(Records from a data source)

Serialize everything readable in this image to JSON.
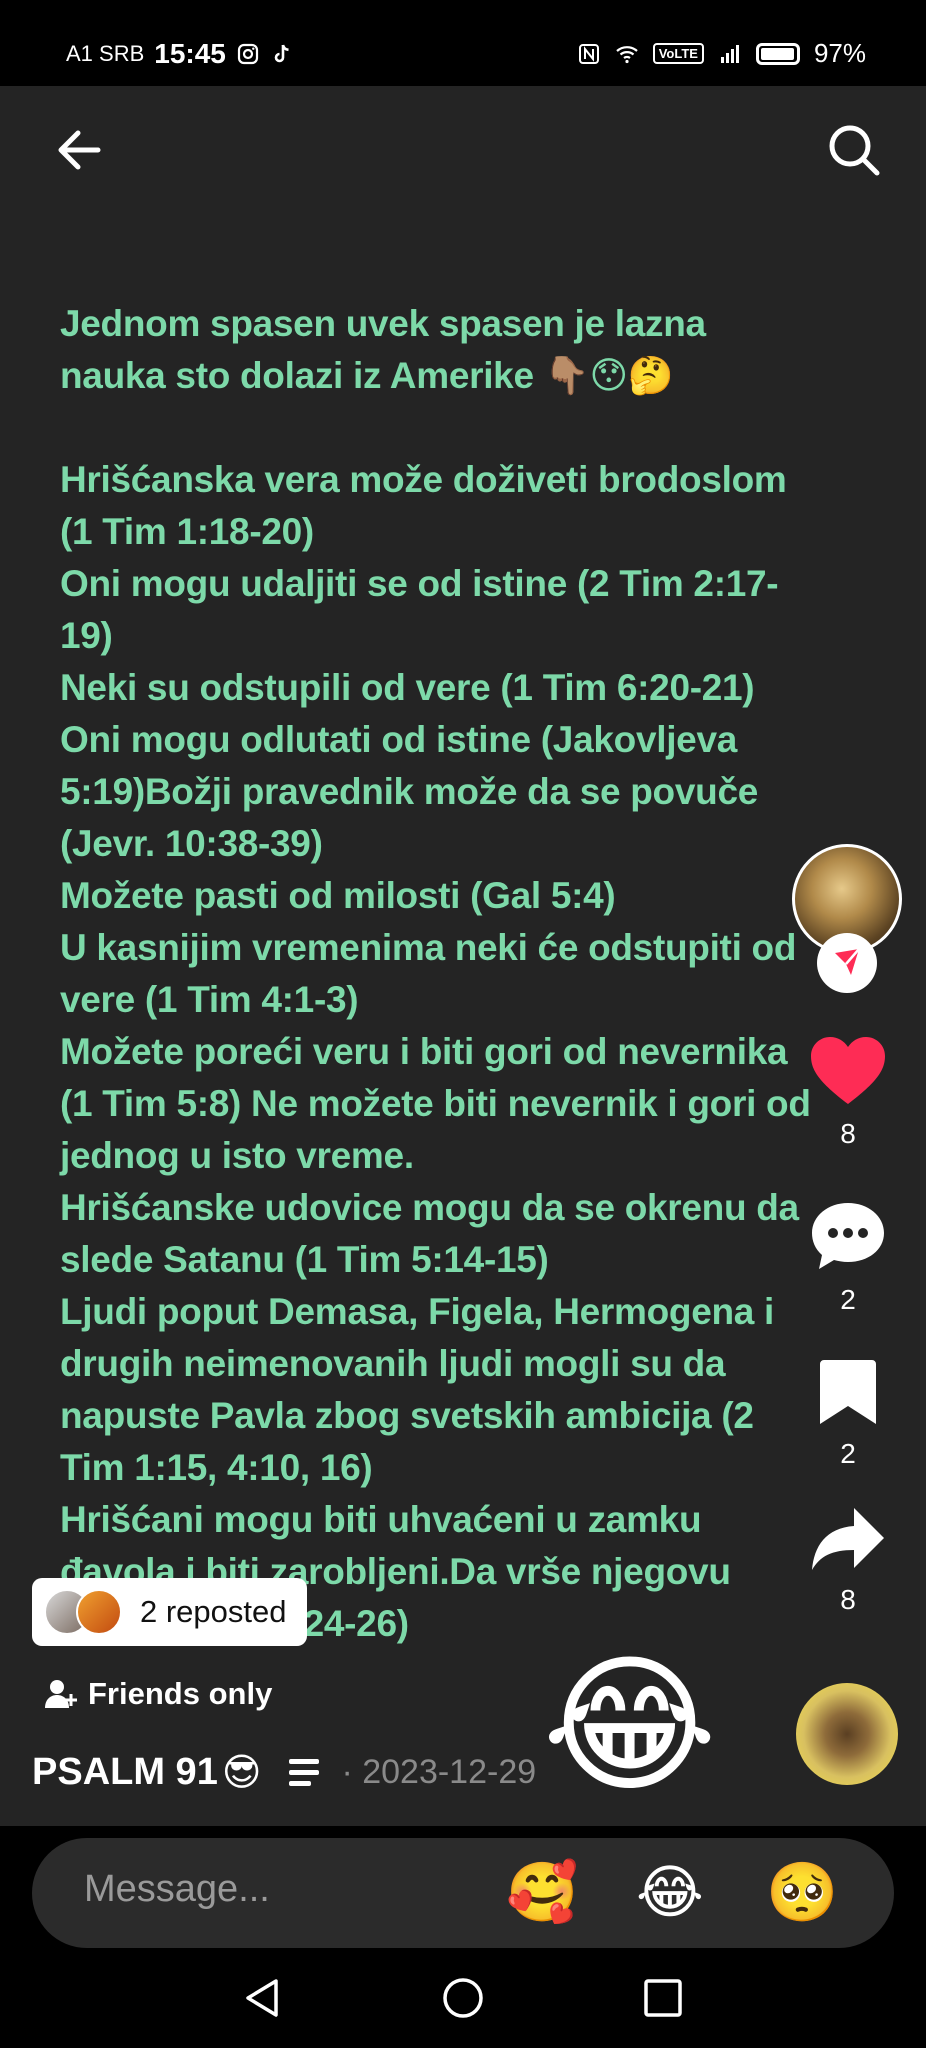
{
  "status_bar": {
    "carrier": "A1 SRB",
    "time": "15:45",
    "network": "VoLTE",
    "battery": "97%"
  },
  "caption": {
    "lines": [
      "Jednom spasen uvek spasen je lazna nauka sto dolazi iz Amerike 👇🏽😯🤔",
      "",
      "Hrišćanska vera može doživeti brodoslom (1 Tim 1:18-20)",
      "Oni mogu udaljiti se od istine (2 Tim 2:17-19)",
      "Neki su odstupili od vere (1 Tim 6:20-21)",
      "Oni mogu odlutati od istine (Jakovljeva 5:19)Božji pravednik može da se povuče (Jevr. 10:38-39)",
      "Možete pasti od milosti (Gal 5:4)",
      "U kasnijim vremenima neki će odstupiti od vere (1 Tim 4:1-3)",
      "Možete poreći veru i biti gori od nevernika (1 Tim 5:8) Ne možete biti nevernik i gori od jednog u isto vreme.",
      "Hrišćanske udovice mogu da se okrenu da slede Satanu (1 Tim 5:14-15)",
      "Ljudi poput Demasa, Figela, Hermogena i drugih neimenovanih ljudi mogli su da napuste Pavla zbog svetskih ambicija (2 Tim 1:15, 4:10, 16)",
      "Hrišćani mogu biti uhvaćeni u zamku đavola i biti zarobljeni.Da vrše njegovu volju (2 Tim 2:24-26)"
    ]
  },
  "actions": {
    "likes": "8",
    "comments": "2",
    "bookmarks": "2",
    "shares": "8"
  },
  "reposted": {
    "label": "2 reposted"
  },
  "privacy": {
    "label": "Friends only"
  },
  "author": {
    "name": "PSALM 91",
    "emoji": "😎",
    "date": "· 2023-12-29"
  },
  "overlay_emoji": "😂",
  "message_bar": {
    "placeholder": "Message...",
    "quick_emojis": [
      "🥰",
      "😂",
      "🥺"
    ]
  },
  "colors": {
    "caption_text": "#7dd9a9",
    "like_heart": "#fe2c55",
    "follow_badge": "#fe2c55",
    "background": "#242424"
  }
}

__What is needed__: Your task is to repeat the material above exactly, without its pictures.

__Finished answer__:
Serialize everything readable in this image to JSON.
{
  "status_bar": {
    "carrier": "A1 SRB",
    "time": "15:45",
    "network": "VoLTE",
    "battery": "97%"
  },
  "caption": {
    "lines": [
      "Jednom spasen uvek spasen je lazna nauka sto dolazi iz Amerike 👇🏽😯🤔",
      "",
      "Hrišćanska vera može doživeti brodoslom (1 Tim 1:18-20)",
      "Oni mogu udaljiti se od istine (2 Tim 2:17-19)",
      "Neki su odstupili od vere (1 Tim 6:20-21)",
      "Oni mogu odlutati od istine (Jakovljeva 5:19)Božji pravednik može da se povuče (Jevr. 10:38-39)",
      "Možete pasti od milosti (Gal 5:4)",
      "U kasnijim vremenima neki će odstupiti od vere (1 Tim 4:1-3)",
      "Možete poreći veru i biti gori od nevernika (1 Tim 5:8) Ne možete biti nevernik i gori od jednog u isto vreme.",
      "Hrišćanske udovice mogu da se okrenu da slede Satanu (1 Tim 5:14-15)",
      "Ljudi poput Demasa, Figela, Hermogena i drugih neimenovanih ljudi mogli su da napuste Pavla zbog svetskih ambicija (2 Tim 1:15, 4:10, 16)",
      "Hrišćani mogu biti uhvaćeni u zamku đavola i biti zarobljeni.Da vrše njegovu volju (2 Tim 2:24-26)"
    ]
  },
  "actions": {
    "likes": "8",
    "comments": "2",
    "bookmarks": "2",
    "shares": "8"
  },
  "reposted": {
    "label": "2 reposted"
  },
  "privacy": {
    "label": "Friends only"
  },
  "author": {
    "name": "PSALM 91",
    "emoji": "😎",
    "date": "· 2023-12-29"
  },
  "overlay_emoji": "😂",
  "message_bar": {
    "placeholder": "Message...",
    "quick_emojis": [
      "🥰",
      "😂",
      "🥺"
    ]
  },
  "colors": {
    "caption_text": "#7dd9a9",
    "like_heart": "#fe2c55",
    "follow_badge": "#fe2c55",
    "background": "#242424"
  }
}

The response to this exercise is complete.